# START OF Information provided

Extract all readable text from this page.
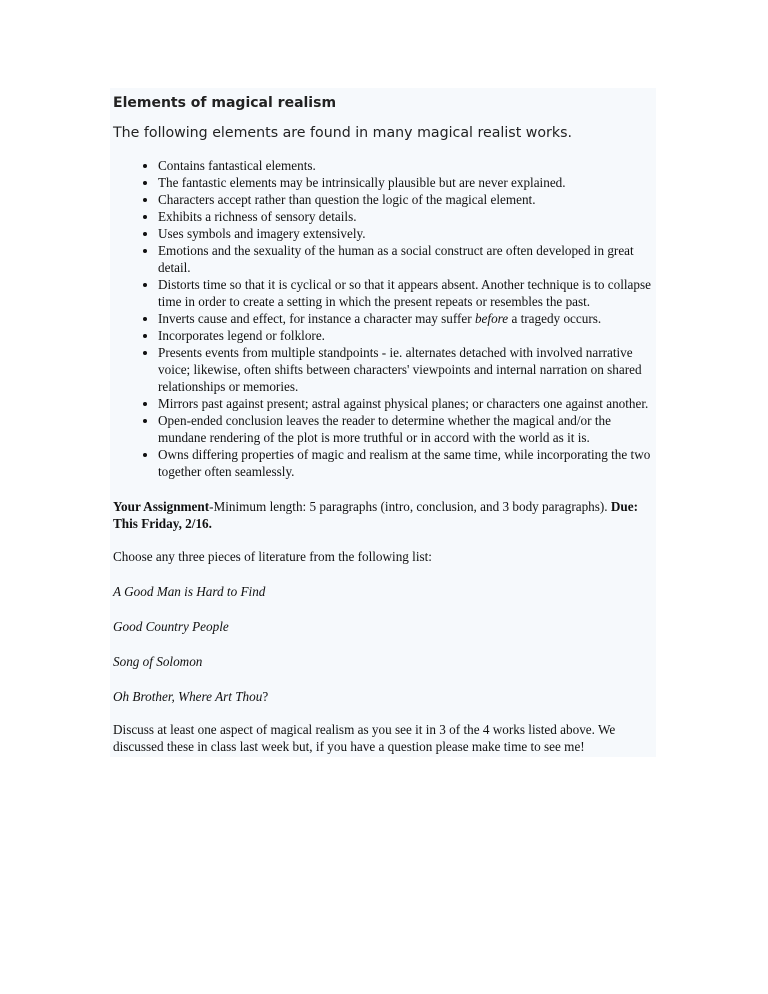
Elements of magical realism

The following elements are found in many magical realist works.

• Contains fantastical elements.
• The fantastic elements may be intrinsically plausible but are never explained.
• Characters accept rather than question the logic of the magical element.
• Exhibits a richness of sensory details.
• Uses symbols and imagery extensively.
• Emotions and the sexuality of the human as a social construct are often developed in great detail.
• Distorts time so that it is cyclical or so that it appears absent. Another technique is to collapse time in order to create a setting in which the present repeats or resembles the past.
• Inverts cause and effect, for instance a character may suffer before a tragedy occurs.
• Incorporates legend or folklore.
• Presents events from multiple standpoints - ie. alternates detached with involved narrative voice; likewise, often shifts between characters' viewpoints and internal narration on shared relationships or memories.
• Mirrors past against present; astral against physical planes; or characters one against another.
• Open-ended conclusion leaves the reader to determine whether the magical and/or the mundane rendering of the plot is more truthful or in accord with the world as it is.
• Owns differing properties of magic and realism at the same time, while incorporating the two together often seamlessly.

Your Assignment-Minimum length: 5 paragraphs (intro, conclusion, and 3 body paragraphs). Due: This Friday, 2/16.

Choose any three pieces of literature from the following list:

A Good Man is Hard to Find

Good Country People

Song of Solomon

Oh Brother, Where Art Thou?

Discuss at least one aspect of magical realism as you see it in 3 of the 4 works listed above. We discussed these in class last week but, if you have a question please make time to see me!
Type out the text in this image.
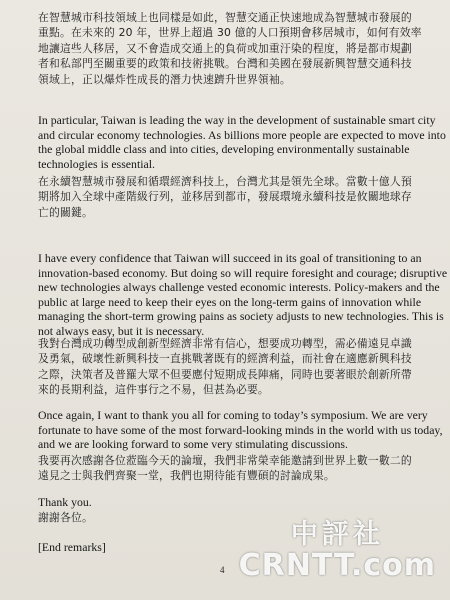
在智慧城市科技領域上也同樣是如此，智慧交通正快速地成為智慧城市發展的
重點。在未來的 20 年，世界上超過 30 億的人口預期會移居城市，如何有效率
地讓這些人移居，又不會造成交通上的負荷或加重汙染的程度，將是都市規劃
者和私部門至關重要的政策和技術挑戰。台灣和美國在發展新興智慧交通科技
領域上，正以爆炸性成長的潛力快速躋升世界領袖。
In particular, Taiwan is leading the way in the development of sustainable smart city
and circular economy technologies. As billions more people are expected to move into
the global middle class and into cities, developing environmentally sustainable
technologies is essential.
在永續智慧城市發展和循環經濟科技上，台灣尤其是領先全球。當數十億人預
期將加入全球中產階級行列，並移居到都市，發展環境永續科技是攸關地球存
亡的關鍵。
I have every confidence that Taiwan will succeed in its goal of transitioning to an
innovation-based economy. But doing so will require foresight and courage; disruptive
new technologies always challenge vested economic interests. Policy-makers and the
public at large need to keep their eyes on the long-term gains of innovation while
managing the short-term growing pains as society adjusts to new technologies. This is
not always easy, but it is necessary.
我對台灣成功轉型成創新型經濟非常有信心，想要成功轉型，需必備遠見卓識
及勇氣，破壞性新興科技一直挑戰著既有的經濟利益，而社會在適應新興科技
之際，決策者及普羅大眾不但要應付短期成長陣痛，同時也要著眼於創新所帶
來的長期利益，這件事行之不易，但甚為必要。
Once again, I want to thank you all for coming to today’s symposium. We are very
fortunate to have some of the most forward-looking minds in the world with us today,
and we are looking forward to some very stimulating discussions.
我要再次感謝各位蒞臨今天的論壇，我們非常榮幸能邀請到世界上數一數二的
遠見之士與我們齊聚一堂，我們也期待能有豐碩的討論成果。
Thank you.
謝謝各位。
[End remarks]
4
中評社
CRNTT.com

# END OF Information provided

**Aim of the task:**
From the listing above, copy every line that holds the string "realism".

**Answer to this exercise:**
Elements of magical realism
• Owns differing properties of magic and realism at the same time, while incorporating the two together often seamlessly.
Discuss at least one aspect of magical realism as you see it in 3 of the 4 works listed above. We discussed these in class last week but, if you have a question please make time to see me!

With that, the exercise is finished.